▸ **PAGE EXTRACT**:
Segment Open
Though not recommended for all patients to evaluate palpitations unless there is concern for underlying structural heart disease, in this real-world cohort, echocardiography was performed in the majority of patients. Though this limits the generalizability of ACM results, it is also a strength of the study, as it assures this cohort did not have significant underlying structural abnormalities. There are several other limitations of this study, including the non-randomized study design. Given this, ACM and TTE data were obtained at the discretion of the treating provider, and we did not have a non-pregnant control group to use for comparison. Data were collected retrospectively from medical records and were subject to inter-reader variability, and some patients had missing data due to unavailable records from outside hospitals. Detailed palpitation history prior to the initial clinic visit was not consistently documented, which limited how symptom history may have influenced ACM utilization and the subsequent diagnostic yield. Due to the retrospective nature of the study, with a limited sample size (only 49 patients completed ACM), the statistical power to detect differences in clinical outcomes is limited. Additionally, since this is a single cardio-obstetrics center with referrals from other hospitals, the patient demographics may not be generalizable to all institutions.
Segment Closed
▸ **EXERCISE OBJECTIVE**:
Copy out the entire passage on the study's limitations word for word. The material comes from a separate source and has no connection to the passage on the study's limitations.

▸ **DATA EXCERPTS**:
Segment Open
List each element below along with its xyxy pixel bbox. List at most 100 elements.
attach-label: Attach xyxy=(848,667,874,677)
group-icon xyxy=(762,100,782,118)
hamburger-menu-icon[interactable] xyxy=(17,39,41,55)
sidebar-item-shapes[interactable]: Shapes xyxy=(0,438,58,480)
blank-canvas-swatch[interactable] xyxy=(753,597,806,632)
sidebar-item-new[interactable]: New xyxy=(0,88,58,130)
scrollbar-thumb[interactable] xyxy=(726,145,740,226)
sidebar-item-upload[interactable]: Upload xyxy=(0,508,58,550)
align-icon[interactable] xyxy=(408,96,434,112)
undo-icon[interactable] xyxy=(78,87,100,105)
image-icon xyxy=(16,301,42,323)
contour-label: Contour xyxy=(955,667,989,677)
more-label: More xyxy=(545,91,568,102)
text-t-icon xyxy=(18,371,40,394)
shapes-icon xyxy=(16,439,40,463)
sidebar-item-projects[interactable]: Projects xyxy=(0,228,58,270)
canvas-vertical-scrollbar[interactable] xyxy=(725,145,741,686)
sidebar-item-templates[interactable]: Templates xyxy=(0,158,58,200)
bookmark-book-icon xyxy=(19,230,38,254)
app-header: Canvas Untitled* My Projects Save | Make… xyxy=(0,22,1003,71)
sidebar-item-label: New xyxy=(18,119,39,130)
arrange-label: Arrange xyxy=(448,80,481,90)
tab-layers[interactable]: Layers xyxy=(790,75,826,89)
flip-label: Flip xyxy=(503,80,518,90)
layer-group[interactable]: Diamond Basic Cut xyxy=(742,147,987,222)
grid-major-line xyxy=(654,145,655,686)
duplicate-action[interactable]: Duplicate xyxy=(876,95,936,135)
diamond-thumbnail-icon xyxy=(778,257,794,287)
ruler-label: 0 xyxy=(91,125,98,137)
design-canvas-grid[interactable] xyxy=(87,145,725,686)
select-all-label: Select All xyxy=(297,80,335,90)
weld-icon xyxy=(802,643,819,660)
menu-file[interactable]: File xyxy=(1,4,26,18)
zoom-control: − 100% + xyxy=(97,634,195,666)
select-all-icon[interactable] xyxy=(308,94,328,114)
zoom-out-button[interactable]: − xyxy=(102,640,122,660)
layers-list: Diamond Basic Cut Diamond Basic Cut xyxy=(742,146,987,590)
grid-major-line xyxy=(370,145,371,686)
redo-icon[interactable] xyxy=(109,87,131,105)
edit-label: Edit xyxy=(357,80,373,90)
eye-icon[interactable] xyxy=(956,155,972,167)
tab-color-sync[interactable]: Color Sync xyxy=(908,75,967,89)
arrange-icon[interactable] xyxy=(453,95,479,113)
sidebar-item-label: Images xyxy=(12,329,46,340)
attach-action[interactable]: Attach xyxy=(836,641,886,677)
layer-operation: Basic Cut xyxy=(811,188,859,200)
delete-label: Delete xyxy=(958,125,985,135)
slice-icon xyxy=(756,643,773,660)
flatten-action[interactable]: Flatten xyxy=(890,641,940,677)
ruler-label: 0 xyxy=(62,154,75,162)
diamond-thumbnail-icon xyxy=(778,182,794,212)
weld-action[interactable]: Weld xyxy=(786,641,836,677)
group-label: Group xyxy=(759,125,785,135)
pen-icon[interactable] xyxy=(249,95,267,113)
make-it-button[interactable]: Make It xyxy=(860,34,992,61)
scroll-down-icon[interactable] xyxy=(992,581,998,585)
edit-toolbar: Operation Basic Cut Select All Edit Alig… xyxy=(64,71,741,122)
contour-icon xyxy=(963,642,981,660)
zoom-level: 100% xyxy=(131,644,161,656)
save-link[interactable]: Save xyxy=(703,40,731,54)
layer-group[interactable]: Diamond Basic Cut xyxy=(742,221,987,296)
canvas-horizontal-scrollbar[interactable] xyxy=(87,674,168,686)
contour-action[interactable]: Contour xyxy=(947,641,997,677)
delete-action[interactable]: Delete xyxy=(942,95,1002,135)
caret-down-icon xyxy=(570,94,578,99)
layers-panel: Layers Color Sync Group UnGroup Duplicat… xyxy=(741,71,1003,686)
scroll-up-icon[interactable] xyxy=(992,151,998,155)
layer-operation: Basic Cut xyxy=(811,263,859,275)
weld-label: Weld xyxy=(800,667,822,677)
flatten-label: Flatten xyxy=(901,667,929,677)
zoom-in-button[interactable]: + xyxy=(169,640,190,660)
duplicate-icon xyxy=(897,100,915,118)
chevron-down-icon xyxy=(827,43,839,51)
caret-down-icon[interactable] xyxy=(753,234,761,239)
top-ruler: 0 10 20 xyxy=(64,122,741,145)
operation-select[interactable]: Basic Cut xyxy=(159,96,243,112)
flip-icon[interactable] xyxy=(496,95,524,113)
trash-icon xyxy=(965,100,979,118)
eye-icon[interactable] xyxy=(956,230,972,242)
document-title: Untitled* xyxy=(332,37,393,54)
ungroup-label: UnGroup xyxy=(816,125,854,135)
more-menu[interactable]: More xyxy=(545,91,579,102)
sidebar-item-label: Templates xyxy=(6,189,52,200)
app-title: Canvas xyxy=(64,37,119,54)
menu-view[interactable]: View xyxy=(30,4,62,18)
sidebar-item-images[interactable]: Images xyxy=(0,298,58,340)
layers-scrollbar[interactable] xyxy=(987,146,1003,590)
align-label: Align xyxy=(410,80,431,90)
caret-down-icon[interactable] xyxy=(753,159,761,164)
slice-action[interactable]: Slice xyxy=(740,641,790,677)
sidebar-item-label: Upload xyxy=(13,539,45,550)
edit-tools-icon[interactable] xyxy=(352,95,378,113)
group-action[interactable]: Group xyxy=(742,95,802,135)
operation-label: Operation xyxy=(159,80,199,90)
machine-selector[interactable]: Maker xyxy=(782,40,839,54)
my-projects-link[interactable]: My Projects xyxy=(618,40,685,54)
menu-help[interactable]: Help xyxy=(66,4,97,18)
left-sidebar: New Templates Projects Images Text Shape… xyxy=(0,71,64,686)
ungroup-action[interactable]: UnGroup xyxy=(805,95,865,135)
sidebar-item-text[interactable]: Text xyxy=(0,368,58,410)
Segment Closed
▸ **YOUR RESPONSE**:
Though not recommended for all patients to evaluate palpitations unless there is concern for underlying structural heart disease, in this real-world cohort, echocardiography was performed in the majority of patients. Though this limits the generalizability of ACM results, it is also a strength of the study, as it assures this cohort did not have significant underlying structural abnormalities. There are several other limitations of this study, including the non-randomized study design. Given this, ACM and TTE data were obtained at the discretion of the treating provider, and we did not have a non-pregnant control group to use for comparison. Data were collected retrospectively from medical records and were subject to inter-reader variability, and some patients had missing data due to unavailable records from outside hospitals. Detailed palpitation history prior to the initial clinic visit was not consistently documented, which limited how symptom history may have influenced ACM utilization and the subsequent diagnostic yield. Due to the retrospective nature of the study, with a limited sample size (only 49 patients completed ACM), the statistical power to detect differences in clinical outcomes is limited. Additionally, since this is a single cardio-obstetrics center with referrals from other hospitals, the patient demographics may not be generalizable to all institutions.